Extract:
[20.11] raw/ioat: added a flag to control copying handle parameters

Message ID 20200713071519.110662-1-Cheng1.jiang@intel.com (mailing list archive)
State Superseded, archived
Delegated to: Thomas Monjalon
Headers
Series [20.11] raw/ioat: added a flag to control copying handle parameters |

Checks

Context Check Description
ci/checkpatch success coding style OK
ci/Performance-Testing fail build patch failure
ci/Intel-compilation success Compilation OK
ci/iol-broadcom-Performance success Performance Testing PASS
ci/iol-intel-Performance success Performance Testing PASS
ci/iol-testing success Testing PASS

Commit Message

Jiang, Cheng1 July 13, 2020, 7:15 a.m. UTC
  Added a flag which controls whether rte_ioat_enqueue_copy
and rte_ioat_completed_copies function should process
handle parameters to improve the performance when handle
parameters are not necessary to use. This is targeting
20.11 release.

Records supplied:
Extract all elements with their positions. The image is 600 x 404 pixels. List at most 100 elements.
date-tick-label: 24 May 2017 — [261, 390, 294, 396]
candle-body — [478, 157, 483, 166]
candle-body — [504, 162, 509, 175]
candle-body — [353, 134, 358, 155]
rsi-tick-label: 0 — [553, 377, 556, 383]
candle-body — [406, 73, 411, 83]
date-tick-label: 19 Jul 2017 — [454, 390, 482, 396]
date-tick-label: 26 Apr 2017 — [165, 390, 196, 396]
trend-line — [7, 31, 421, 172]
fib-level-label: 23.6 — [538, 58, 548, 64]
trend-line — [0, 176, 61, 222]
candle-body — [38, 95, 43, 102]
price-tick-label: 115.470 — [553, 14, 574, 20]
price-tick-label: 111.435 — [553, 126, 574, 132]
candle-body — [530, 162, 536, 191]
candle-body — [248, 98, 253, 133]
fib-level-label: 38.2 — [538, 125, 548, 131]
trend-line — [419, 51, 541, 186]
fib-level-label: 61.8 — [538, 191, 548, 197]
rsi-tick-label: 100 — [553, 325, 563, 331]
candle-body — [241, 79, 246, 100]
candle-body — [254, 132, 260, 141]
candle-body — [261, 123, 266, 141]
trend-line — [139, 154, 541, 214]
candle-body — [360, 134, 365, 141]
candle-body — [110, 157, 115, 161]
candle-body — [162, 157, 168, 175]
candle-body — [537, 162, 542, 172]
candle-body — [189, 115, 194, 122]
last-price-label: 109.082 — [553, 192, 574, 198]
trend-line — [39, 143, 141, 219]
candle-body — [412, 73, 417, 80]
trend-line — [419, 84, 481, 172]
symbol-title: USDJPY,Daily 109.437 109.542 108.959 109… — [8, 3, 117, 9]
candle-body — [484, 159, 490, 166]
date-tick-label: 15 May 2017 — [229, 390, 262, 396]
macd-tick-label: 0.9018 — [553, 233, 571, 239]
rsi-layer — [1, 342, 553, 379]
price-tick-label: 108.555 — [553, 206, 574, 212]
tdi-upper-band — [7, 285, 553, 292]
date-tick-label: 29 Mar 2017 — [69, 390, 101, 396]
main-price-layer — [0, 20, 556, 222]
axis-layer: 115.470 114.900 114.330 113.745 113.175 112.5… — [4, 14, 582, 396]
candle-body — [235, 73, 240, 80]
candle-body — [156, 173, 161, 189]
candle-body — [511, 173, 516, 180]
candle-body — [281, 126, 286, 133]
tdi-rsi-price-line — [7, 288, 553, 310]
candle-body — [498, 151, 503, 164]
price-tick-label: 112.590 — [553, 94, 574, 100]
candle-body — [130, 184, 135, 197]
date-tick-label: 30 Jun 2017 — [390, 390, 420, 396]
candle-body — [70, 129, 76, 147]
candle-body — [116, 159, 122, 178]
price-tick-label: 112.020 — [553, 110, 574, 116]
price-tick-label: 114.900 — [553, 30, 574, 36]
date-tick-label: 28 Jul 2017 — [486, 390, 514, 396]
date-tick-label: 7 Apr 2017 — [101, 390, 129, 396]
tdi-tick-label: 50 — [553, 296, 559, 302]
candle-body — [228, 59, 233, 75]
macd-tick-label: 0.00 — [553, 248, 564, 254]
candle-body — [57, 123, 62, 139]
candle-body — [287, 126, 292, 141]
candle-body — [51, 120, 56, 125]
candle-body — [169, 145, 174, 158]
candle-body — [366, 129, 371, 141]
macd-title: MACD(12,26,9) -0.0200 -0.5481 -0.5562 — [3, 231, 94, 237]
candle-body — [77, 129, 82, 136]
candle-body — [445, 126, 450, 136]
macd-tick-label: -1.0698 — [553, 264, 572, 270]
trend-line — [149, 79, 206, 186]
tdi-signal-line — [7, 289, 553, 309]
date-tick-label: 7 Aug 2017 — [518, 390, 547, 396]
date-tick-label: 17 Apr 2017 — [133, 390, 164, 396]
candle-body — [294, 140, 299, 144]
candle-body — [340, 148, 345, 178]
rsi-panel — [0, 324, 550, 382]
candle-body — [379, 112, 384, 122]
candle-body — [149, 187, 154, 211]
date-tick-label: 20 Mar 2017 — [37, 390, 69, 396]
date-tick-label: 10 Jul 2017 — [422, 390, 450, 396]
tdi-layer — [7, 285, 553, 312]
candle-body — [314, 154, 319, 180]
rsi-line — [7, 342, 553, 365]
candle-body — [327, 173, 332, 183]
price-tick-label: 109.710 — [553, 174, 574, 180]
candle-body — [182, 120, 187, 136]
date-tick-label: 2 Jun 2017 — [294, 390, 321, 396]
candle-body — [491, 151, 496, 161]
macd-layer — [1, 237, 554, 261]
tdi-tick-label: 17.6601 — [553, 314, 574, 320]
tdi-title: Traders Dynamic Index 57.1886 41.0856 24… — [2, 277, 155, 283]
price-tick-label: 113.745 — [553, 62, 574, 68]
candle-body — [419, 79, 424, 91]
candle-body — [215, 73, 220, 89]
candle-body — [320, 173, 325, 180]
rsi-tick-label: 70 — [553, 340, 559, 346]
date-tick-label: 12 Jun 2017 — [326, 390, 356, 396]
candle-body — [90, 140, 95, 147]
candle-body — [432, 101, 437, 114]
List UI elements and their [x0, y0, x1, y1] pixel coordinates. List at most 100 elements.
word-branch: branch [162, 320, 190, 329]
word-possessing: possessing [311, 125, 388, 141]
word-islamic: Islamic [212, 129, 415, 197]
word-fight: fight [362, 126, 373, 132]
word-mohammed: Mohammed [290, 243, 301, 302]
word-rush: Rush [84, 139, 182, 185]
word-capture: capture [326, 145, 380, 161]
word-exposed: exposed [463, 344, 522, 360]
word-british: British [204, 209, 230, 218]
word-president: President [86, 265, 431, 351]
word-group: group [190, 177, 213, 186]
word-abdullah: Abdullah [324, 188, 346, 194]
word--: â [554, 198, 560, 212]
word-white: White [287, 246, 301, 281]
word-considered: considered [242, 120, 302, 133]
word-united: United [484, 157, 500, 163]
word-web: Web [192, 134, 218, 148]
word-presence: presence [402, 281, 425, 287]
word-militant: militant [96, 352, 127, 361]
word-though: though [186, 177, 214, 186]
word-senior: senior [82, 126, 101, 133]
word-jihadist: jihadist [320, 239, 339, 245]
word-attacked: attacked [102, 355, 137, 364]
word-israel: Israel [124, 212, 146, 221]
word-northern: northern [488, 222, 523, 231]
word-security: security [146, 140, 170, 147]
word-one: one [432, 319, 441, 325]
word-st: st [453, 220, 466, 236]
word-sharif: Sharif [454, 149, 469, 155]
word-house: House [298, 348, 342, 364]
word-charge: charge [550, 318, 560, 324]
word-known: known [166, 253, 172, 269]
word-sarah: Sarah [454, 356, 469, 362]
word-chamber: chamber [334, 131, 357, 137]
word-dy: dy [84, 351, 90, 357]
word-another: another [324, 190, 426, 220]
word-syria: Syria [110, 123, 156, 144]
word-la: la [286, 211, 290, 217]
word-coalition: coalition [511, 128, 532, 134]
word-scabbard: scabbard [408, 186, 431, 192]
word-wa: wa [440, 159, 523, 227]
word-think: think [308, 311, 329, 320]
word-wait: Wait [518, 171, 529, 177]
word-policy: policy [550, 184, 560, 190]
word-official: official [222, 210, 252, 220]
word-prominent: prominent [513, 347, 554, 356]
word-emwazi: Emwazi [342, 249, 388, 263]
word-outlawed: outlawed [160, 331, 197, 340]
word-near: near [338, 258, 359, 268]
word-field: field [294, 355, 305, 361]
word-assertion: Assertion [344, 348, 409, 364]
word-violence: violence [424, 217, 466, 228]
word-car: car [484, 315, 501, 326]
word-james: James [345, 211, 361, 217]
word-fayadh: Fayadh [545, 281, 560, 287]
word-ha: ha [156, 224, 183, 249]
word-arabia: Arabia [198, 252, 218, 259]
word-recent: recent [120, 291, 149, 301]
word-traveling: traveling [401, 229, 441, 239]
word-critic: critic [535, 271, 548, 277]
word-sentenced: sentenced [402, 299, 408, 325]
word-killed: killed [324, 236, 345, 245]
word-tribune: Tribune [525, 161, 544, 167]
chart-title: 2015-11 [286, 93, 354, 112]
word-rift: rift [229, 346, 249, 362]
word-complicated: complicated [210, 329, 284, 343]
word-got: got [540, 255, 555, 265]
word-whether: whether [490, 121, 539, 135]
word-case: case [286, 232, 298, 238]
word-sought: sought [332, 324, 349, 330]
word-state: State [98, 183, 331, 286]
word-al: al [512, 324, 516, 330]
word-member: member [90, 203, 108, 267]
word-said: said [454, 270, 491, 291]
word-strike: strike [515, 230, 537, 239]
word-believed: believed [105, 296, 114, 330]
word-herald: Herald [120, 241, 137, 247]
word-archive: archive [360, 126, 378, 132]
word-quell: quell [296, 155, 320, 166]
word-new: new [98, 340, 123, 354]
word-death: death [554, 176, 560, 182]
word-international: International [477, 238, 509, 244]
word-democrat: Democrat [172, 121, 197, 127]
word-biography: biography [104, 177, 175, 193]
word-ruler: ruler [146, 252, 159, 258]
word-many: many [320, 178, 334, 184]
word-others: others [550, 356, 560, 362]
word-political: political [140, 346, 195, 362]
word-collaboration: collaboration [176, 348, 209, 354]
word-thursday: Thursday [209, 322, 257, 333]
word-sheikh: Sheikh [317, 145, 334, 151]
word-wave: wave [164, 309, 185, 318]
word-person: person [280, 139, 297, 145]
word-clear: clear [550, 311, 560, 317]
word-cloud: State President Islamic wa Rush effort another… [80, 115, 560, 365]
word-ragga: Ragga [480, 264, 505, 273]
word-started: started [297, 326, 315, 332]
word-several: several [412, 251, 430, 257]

Tasks to carry out:
**a)** Summarize the patch page in two sentences.
**b)** On the patch page, who is the patch delegated to?
**c)** Continue the patch page from the point where it ends.
None of the data matter for this work.

Answers to each task:
**a)** The patch page presents a change aimed at the 20.11 release that adds a flag controlling whether the rte_ioat_enqueue_copy and rte_ioat_completed_copies functions process handle parameters, which improves performance when those parameters are not needed. Its checks report success for coding style, compilation, and several testing runs, but a performance-testing failure due to a build patch failure.

**b)** It is delegated to Thomas Monjalon.

**c)**
Signed-off-by: Cheng Jiang <Cheng1.jiang@intel.com>
---
 drivers/raw/ioat/ioat_rawdev.c     |  1 +
 drivers/raw/ioat/rte_ioat_rawdev.h | 14 +++++++++++---
 2 files changed, 12 insertions(+), 3 deletions(-)
  

Comments

Bruce Richardson July 13, 2020, 9:31 a.m. UTC | #1
On Mon, Jul 13, 2020 at 07:15:19AM +0000, Cheng Jiang wrote:
> Added a flag which controls whether rte_ioat_enqueue_copy
> and rte_ioat_completed_copies function should process
> handle parameters to improve the performance when handle
> parameters are not necessary to use. This is targeting
> 20.11 release.
> 
> Signed-off-by: Cheng Jiang <Cheng1.jiang@intel.com>
> ---
Thanks for this. I'm also preparing some changes to this driver for 20.11
release, so I'll base my changes on top of this one.
  
Bruce Richardson July 13, 2020, 9:55 a.m. UTC | #2
On Mon, Jul 13, 2020 at 07:15:19AM +0000, Cheng Jiang wrote:
> Added a flag which controls whether rte_ioat_enqueue_copy
> and rte_ioat_completed_copies function should process
> handle parameters to improve the performance when handle
> parameters are not necessary to use. This is targeting
> 20.11 release.
> 
> Signed-off-by: Cheng Jiang <Cheng1.jiang@intel.com>
> ---
>  drivers/raw/ioat/ioat_rawdev.c     |  1 +
>  drivers/raw/ioat/rte_ioat_rawdev.h | 14 +++++++++++---
>  2 files changed, 12 insertions(+), 3 deletions(-)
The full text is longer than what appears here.